# Start of Input for this task

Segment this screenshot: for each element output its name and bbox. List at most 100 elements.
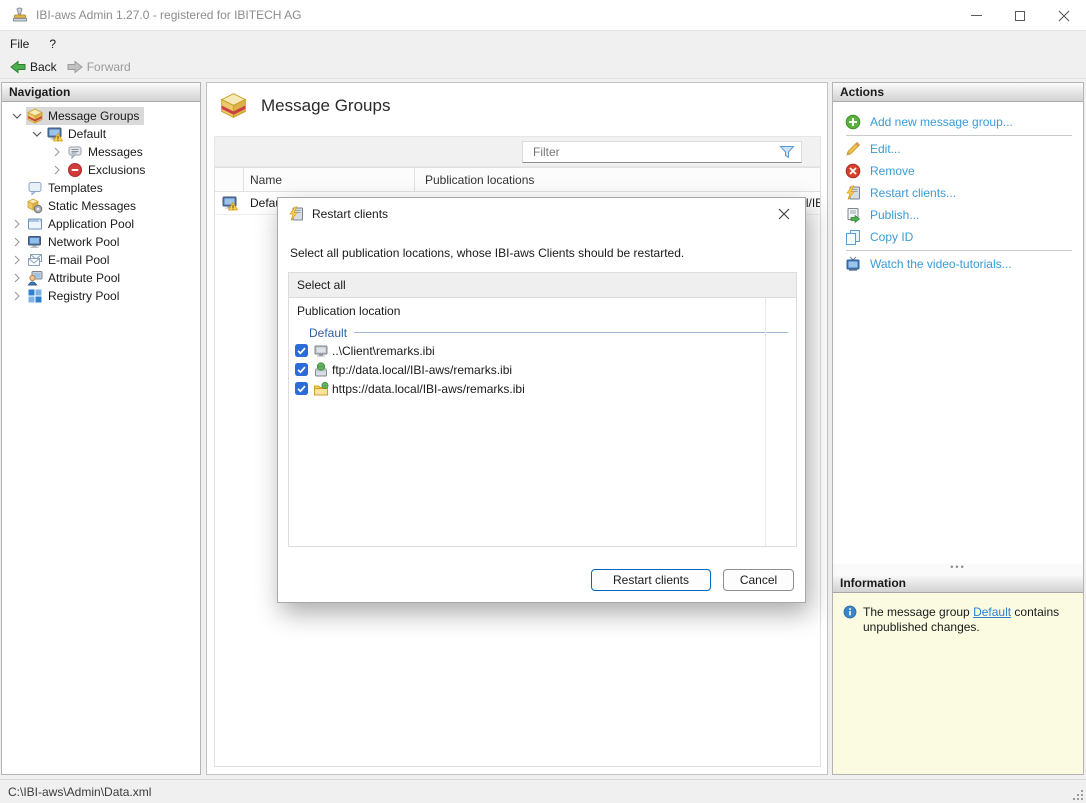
checkbox-checked-icon[interactable]: [295, 344, 308, 357]
right-panel: Actions Add new message group... Edit...…: [832, 82, 1084, 775]
chevron-down-icon[interactable]: [28, 130, 46, 138]
messages-icon: [68, 146, 82, 160]
action-label: Remove: [870, 164, 915, 178]
tree-item-network-pool[interactable]: Network Pool: [2, 233, 200, 251]
action-edit[interactable]: Edit...: [833, 138, 1083, 160]
page-title: Message Groups: [261, 95, 391, 115]
actions-header: Actions: [833, 83, 1083, 102]
network-pool-icon: [28, 236, 41, 248]
group-label: Default: [309, 325, 348, 340]
name-column-header[interactable]: Name: [244, 168, 415, 191]
checkbox-checked-icon[interactable]: [295, 382, 308, 395]
message-group-warning-icon: [47, 127, 63, 142]
action-label: Publish...: [870, 208, 920, 222]
chevron-down-icon[interactable]: [8, 112, 26, 120]
action-restart-clients[interactable]: Restart clients...: [833, 182, 1083, 204]
location-row[interactable]: ftp://data.local/IBI-aws/remarks.ibi: [289, 360, 796, 379]
window-title: IBI-aws Admin 1.27.0 - registered for IB…: [36, 8, 302, 22]
separator: [846, 250, 1072, 251]
tree-item-message-groups[interactable]: Message Groups: [2, 107, 200, 125]
menu-file[interactable]: File: [0, 34, 39, 54]
select-all-bar[interactable]: Select all: [289, 273, 796, 298]
restart-clients-button[interactable]: Restart clients: [591, 569, 711, 591]
chevron-right-icon[interactable]: [8, 273, 26, 283]
tree-item-email-pool[interactable]: E-mail Pool: [2, 251, 200, 269]
restart-clients-icon: [846, 185, 860, 200]
static-messages-icon: [27, 198, 43, 214]
registry-pool-icon: [28, 289, 42, 303]
dialog-title: Restart clients: [312, 207, 389, 221]
tree-label: Static Messages: [48, 199, 137, 213]
navigation-panel: Navigation Message Groups Default Messag…: [1, 82, 201, 775]
dialog-buttons: Restart clients Cancel: [591, 569, 794, 591]
panel-splitter[interactable]: •••: [833, 563, 1083, 574]
tree-label: Templates: [48, 181, 103, 195]
attribute-pool-icon: [27, 271, 43, 286]
icon-column-header[interactable]: [215, 168, 244, 191]
chevron-right-icon[interactable]: [8, 219, 26, 229]
resize-grip-icon[interactable]: [1071, 788, 1085, 802]
location-row[interactable]: ..\Client\remarks.ibi: [289, 341, 796, 360]
locations-column-header[interactable]: Publication locations: [415, 168, 820, 191]
templates-icon: [28, 182, 42, 196]
tree-label: E-mail Pool: [48, 253, 110, 267]
chevron-right-icon[interactable]: [8, 291, 26, 301]
back-button[interactable]: Back: [8, 57, 63, 77]
nav-toolbar: Back Forward: [0, 55, 1086, 79]
separator: [846, 135, 1072, 136]
tree-item-messages[interactable]: Messages: [2, 143, 200, 161]
chevron-right-icon[interactable]: [48, 165, 66, 175]
action-watch-tutorials[interactable]: Watch the video-tutorials...: [833, 253, 1083, 275]
tree-item-exclusions[interactable]: Exclusions: [2, 161, 200, 179]
message-groups-icon: [27, 108, 43, 124]
filter-icon[interactable]: [779, 144, 795, 160]
chevron-right-icon[interactable]: [8, 237, 26, 247]
tree-label: Default: [68, 127, 107, 141]
publication-location-column-header[interactable]: Publication location: [289, 298, 796, 324]
menu-bar: File ?: [0, 32, 1086, 55]
menu-help[interactable]: ?: [39, 34, 66, 54]
tree-item-registry-pool[interactable]: Registry Pool: [2, 287, 200, 305]
cancel-button[interactable]: Cancel: [723, 569, 794, 591]
app-icon: [13, 7, 27, 22]
tree-item-static-messages[interactable]: Static Messages: [2, 197, 200, 215]
location-label: ftp://data.local/IBI-aws/remarks.ibi: [332, 362, 513, 377]
tree-label: Attribute Pool: [48, 271, 121, 285]
add-icon: [845, 114, 861, 130]
action-publish[interactable]: Publish...: [833, 204, 1083, 226]
action-copy-id[interactable]: Copy ID: [833, 226, 1083, 248]
close-button[interactable]: [1042, 0, 1086, 31]
computer-icon: [314, 345, 328, 357]
tree-label: Exclusions: [88, 163, 146, 177]
tree-item-default[interactable]: Default: [2, 125, 200, 143]
action-add-message-group[interactable]: Add new message group...: [833, 111, 1083, 133]
location-row[interactable]: https://data.local/IBI-aws/remarks.ibi: [289, 379, 796, 398]
tree-item-application-pool[interactable]: Application Pool: [2, 215, 200, 233]
dialog-close-button[interactable]: [763, 198, 805, 230]
data-file-path: C:\IBI-aws\Admin\Data.xml: [8, 784, 152, 799]
action-remove[interactable]: Remove: [833, 160, 1083, 182]
info-text-before: The message group: [863, 605, 974, 619]
web-folder-icon: [314, 381, 329, 395]
tree-label: Registry Pool: [48, 289, 120, 303]
message-groups-icon: [220, 93, 247, 119]
tree-item-attribute-pool[interactable]: Attribute Pool: [2, 269, 200, 287]
filter-input[interactable]: [523, 145, 779, 159]
action-label: Restart clients...: [870, 186, 957, 200]
chevron-right-icon[interactable]: [8, 255, 26, 265]
action-label: Copy ID: [870, 230, 914, 244]
chevron-right-icon[interactable]: [48, 147, 66, 157]
info-default-link[interactable]: Default: [973, 605, 1011, 619]
tree-item-templates[interactable]: Templates: [2, 179, 200, 197]
group-row-default: Default: [289, 324, 796, 341]
restart-clients-icon: [289, 206, 303, 221]
navigation-header: Navigation: [2, 83, 200, 102]
checkbox-checked-icon[interactable]: [295, 363, 308, 376]
minimize-button[interactable]: [954, 0, 998, 31]
forward-button[interactable]: Forward: [65, 57, 137, 77]
maximize-button[interactable]: [998, 0, 1042, 31]
video-tutorials-icon: [846, 256, 860, 271]
application-pool-icon: [28, 218, 42, 230]
table-header-row: Name Publication locations: [215, 168, 820, 192]
back-icon: [10, 59, 26, 74]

# End of Input for this task

Please write out every line of the rows above word for word, leaving out the pictures.

→ **The answer**
Segment this screenshot: for each element output its name and bbox. List at most 100 elements.
checkbox-checked-icon[interactable]: [295, 344, 308, 357]
right-panel: Actions Add new message group... Edit...…: [832, 82, 1084, 775]
chevron-down-icon[interactable]: [28, 130, 46, 138]
messages-icon: [68, 146, 82, 160]
action-label: Remove: [870, 164, 915, 178]
tree-item-network-pool[interactable]: Network Pool: [2, 233, 200, 251]
action-edit[interactable]: Edit...: [833, 138, 1083, 160]
page-title: Message Groups: [261, 95, 391, 115]
actions-header: Actions: [833, 83, 1083, 102]
network-pool-icon: [28, 236, 41, 248]
group-label: Default: [309, 325, 348, 340]
name-column-header[interactable]: Name: [244, 168, 415, 191]
checkbox-checked-icon[interactable]: [295, 382, 308, 395]
message-group-warning-icon: [47, 127, 63, 142]
action-label: Publish...: [870, 208, 920, 222]
chevron-down-icon[interactable]: [8, 112, 26, 120]
action-restart-clients[interactable]: Restart clients...: [833, 182, 1083, 204]
location-row[interactable]: ftp://data.local/IBI-aws/remarks.ibi: [289, 360, 796, 379]
window-title: IBI-aws Admin 1.27.0 - registered for IB…: [36, 8, 302, 22]
separator: [846, 250, 1072, 251]
tree-item-message-groups[interactable]: Message Groups: [2, 107, 200, 125]
menu-file[interactable]: File: [0, 34, 39, 54]
select-all-bar[interactable]: Select all: [289, 273, 796, 298]
restart-clients-button[interactable]: Restart clients: [591, 569, 711, 591]
chevron-right-icon[interactable]: [8, 273, 26, 283]
tree-item-email-pool[interactable]: E-mail Pool: [2, 251, 200, 269]
restart-clients-icon: [846, 185, 860, 200]
static-messages-icon: [27, 198, 43, 214]
registry-pool-icon: [28, 289, 42, 303]
dialog-title: Restart clients: [312, 207, 389, 221]
tree-label: Static Messages: [48, 199, 137, 213]
navigation-panel: Navigation Message Groups Default Messag…: [1, 82, 201, 775]
dialog-buttons: Restart clients Cancel: [591, 569, 794, 591]
panel-splitter[interactable]: •••: [833, 563, 1083, 574]
tree-label: Templates: [48, 181, 103, 195]
attribute-pool-icon: [27, 271, 43, 286]
icon-column-header[interactable]: [215, 168, 244, 191]
chevron-right-icon[interactable]: [8, 219, 26, 229]
resize-grip-icon[interactable]: [1071, 788, 1085, 802]
location-row[interactable]: ..\Client\remarks.ibi: [289, 341, 796, 360]
locations-column-header[interactable]: Publication locations: [415, 168, 820, 191]
templates-icon: [28, 182, 42, 196]
tree-label: E-mail Pool: [48, 253, 110, 267]
chevron-right-icon[interactable]: [8, 291, 26, 301]
back-button[interactable]: Back: [8, 57, 63, 77]
nav-toolbar: Back Forward: [0, 55, 1086, 79]
separator: [846, 135, 1072, 136]
tree-item-messages[interactable]: Messages: [2, 143, 200, 161]
chevron-right-icon[interactable]: [48, 165, 66, 175]
action-watch-tutorials[interactable]: Watch the video-tutorials...: [833, 253, 1083, 275]
tree-item-exclusions[interactable]: Exclusions: [2, 161, 200, 179]
message-groups-icon: [27, 108, 43, 124]
filter-icon[interactable]: [779, 144, 795, 160]
chevron-right-icon[interactable]: [8, 237, 26, 247]
tree-label: Default: [68, 127, 107, 141]
publication-location-column-header[interactable]: Publication location: [289, 298, 796, 324]
menu-bar: File ?: [0, 32, 1086, 55]
menu-help[interactable]: ?: [39, 34, 66, 54]
tree-item-registry-pool[interactable]: Registry Pool: [2, 287, 200, 305]
cancel-button[interactable]: Cancel: [723, 569, 794, 591]
app-icon: [13, 7, 27, 22]
tree-item-static-messages[interactable]: Static Messages: [2, 197, 200, 215]
location-label: ftp://data.local/IBI-aws/remarks.ibi: [332, 362, 513, 377]
tree-label: Attribute Pool: [48, 271, 121, 285]
add-icon: [845, 114, 861, 130]
action-publish[interactable]: Publish...: [833, 204, 1083, 226]
action-copy-id[interactable]: Copy ID: [833, 226, 1083, 248]
close-button[interactable]: [1042, 0, 1086, 31]
computer-icon: [314, 345, 328, 357]
tree-label: Exclusions: [88, 163, 146, 177]
tree-item-default[interactable]: Default: [2, 125, 200, 143]
action-add-message-group[interactable]: Add new message group...: [833, 111, 1083, 133]
location-row[interactable]: https://data.local/IBI-aws/remarks.ibi: [289, 379, 796, 398]
tree-item-application-pool[interactable]: Application Pool: [2, 215, 200, 233]
dialog-close-button[interactable]: [763, 198, 805, 230]
data-file-path: C:\IBI-aws\Admin\Data.xml: [8, 784, 152, 799]
action-remove[interactable]: Remove: [833, 160, 1083, 182]
info-text-before: The message group: [863, 605, 974, 619]
web-folder-icon: [314, 381, 329, 395]
tree-label: Registry Pool: [48, 289, 120, 303]
message-groups-icon: [220, 93, 247, 119]
tree-item-attribute-pool[interactable]: Attribute Pool: [2, 269, 200, 287]
filter-input[interactable]: [523, 145, 779, 159]
action-label: Restart clients...: [870, 186, 957, 200]
chevron-right-icon[interactable]: [8, 255, 26, 265]
action-label: Copy ID: [870, 230, 914, 244]
chevron-right-icon[interactable]: [48, 147, 66, 157]
info-default-link[interactable]: Default: [973, 605, 1011, 619]
tree-item-templates[interactable]: Templates: [2, 179, 200, 197]
group-row-default: Default: [289, 324, 796, 341]
restart-clients-icon: [289, 206, 303, 221]
navigation-header: Navigation: [2, 83, 200, 102]
checkbox-checked-icon[interactable]: [295, 363, 308, 376]
minimize-button[interactable]: [954, 0, 998, 31]
forward-button[interactable]: Forward: [65, 57, 137, 77]
maximize-button[interactable]: [998, 0, 1042, 31]
video-tutorials-icon: [846, 256, 860, 271]
application-pool-icon: [28, 218, 42, 230]
table-header-row: Name Publication locations: [215, 168, 820, 192]
back-icon: [10, 59, 26, 74]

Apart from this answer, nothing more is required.